▶ THE TASK: In the listing below, pick out lines with "true".

** Start EXTRACTED INFORMATION **

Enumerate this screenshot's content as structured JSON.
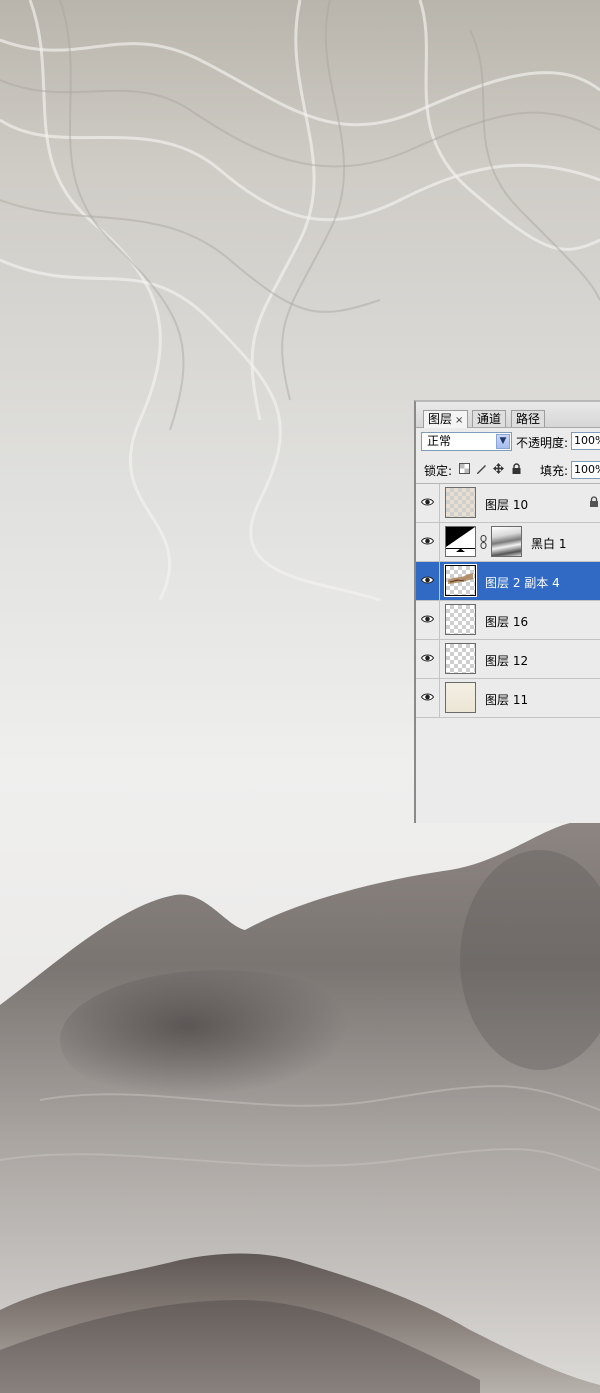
{
  "panel": {
    "tabs": [
      {
        "label": "图层",
        "close": "×",
        "active": true
      },
      {
        "label": "通道",
        "active": false
      },
      {
        "label": "路径",
        "active": false
      }
    ],
    "blend_mode": "正常",
    "opacity_label": "不透明度:",
    "opacity_value": "100%",
    "lock_label": "锁定:",
    "fill_label": "填充:",
    "fill_value": "100%",
    "lock_icons": [
      "lock-transparent-icon",
      "lock-image-icon",
      "lock-position-icon",
      "lock-all-icon"
    ],
    "layers": [
      {
        "name": "图层 10",
        "thumb": "beige-checker",
        "locked": true,
        "selected": false
      },
      {
        "name": "黑白 1",
        "thumb": "adjustment-bw",
        "mask": true,
        "selected": false
      },
      {
        "name": "图层 2 副本 4",
        "thumb": "painting",
        "selected": true
      },
      {
        "name": "图层 16",
        "thumb": "checker",
        "selected": false
      },
      {
        "name": "图层 12",
        "thumb": "checker",
        "selected": false
      },
      {
        "name": "图层 11",
        "thumb": "cream",
        "selected": false
      }
    ]
  },
  "colors": {
    "selection": "#316ac5",
    "panel_bg": "#ebebeb"
  }
}
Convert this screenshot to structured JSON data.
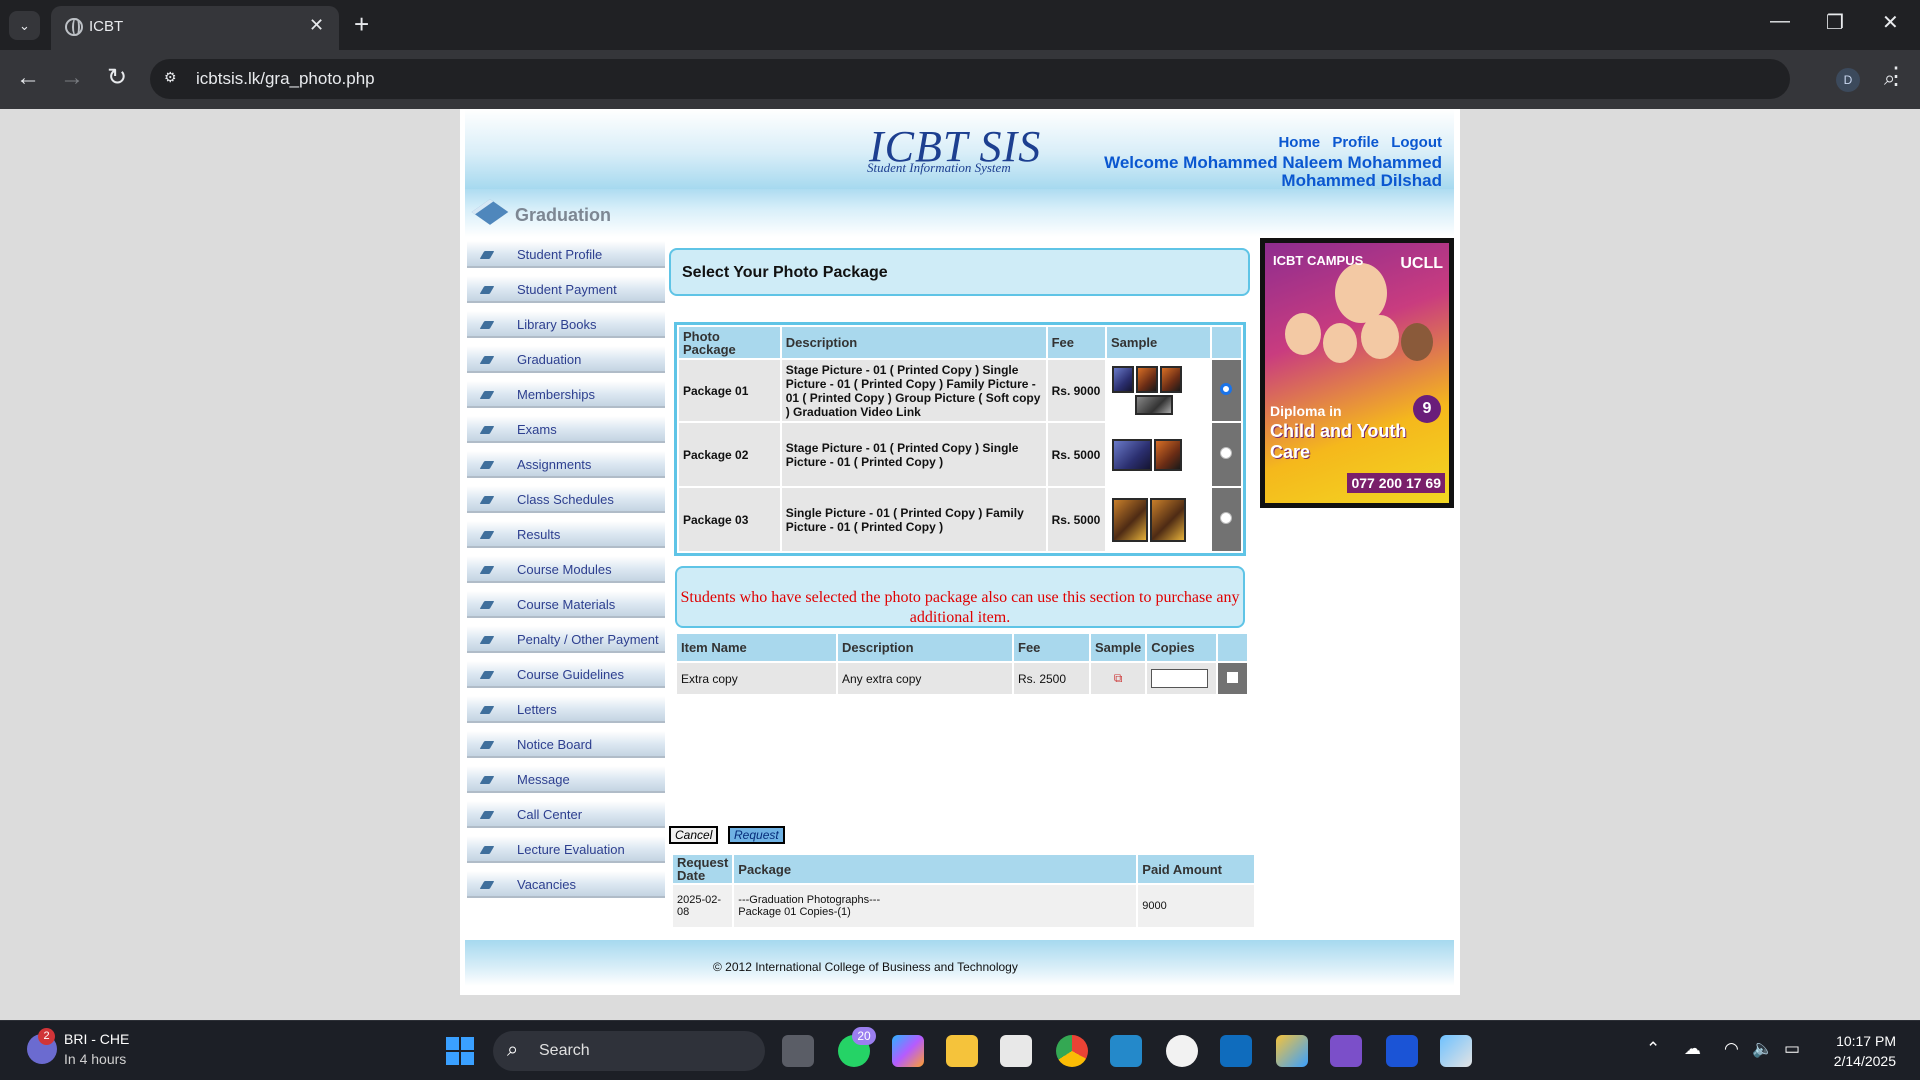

** End EXTRACTED INFORMATION **

▶ RESULT:
        "active": true
        "locked": true,
        "mask": true,
        "selected": true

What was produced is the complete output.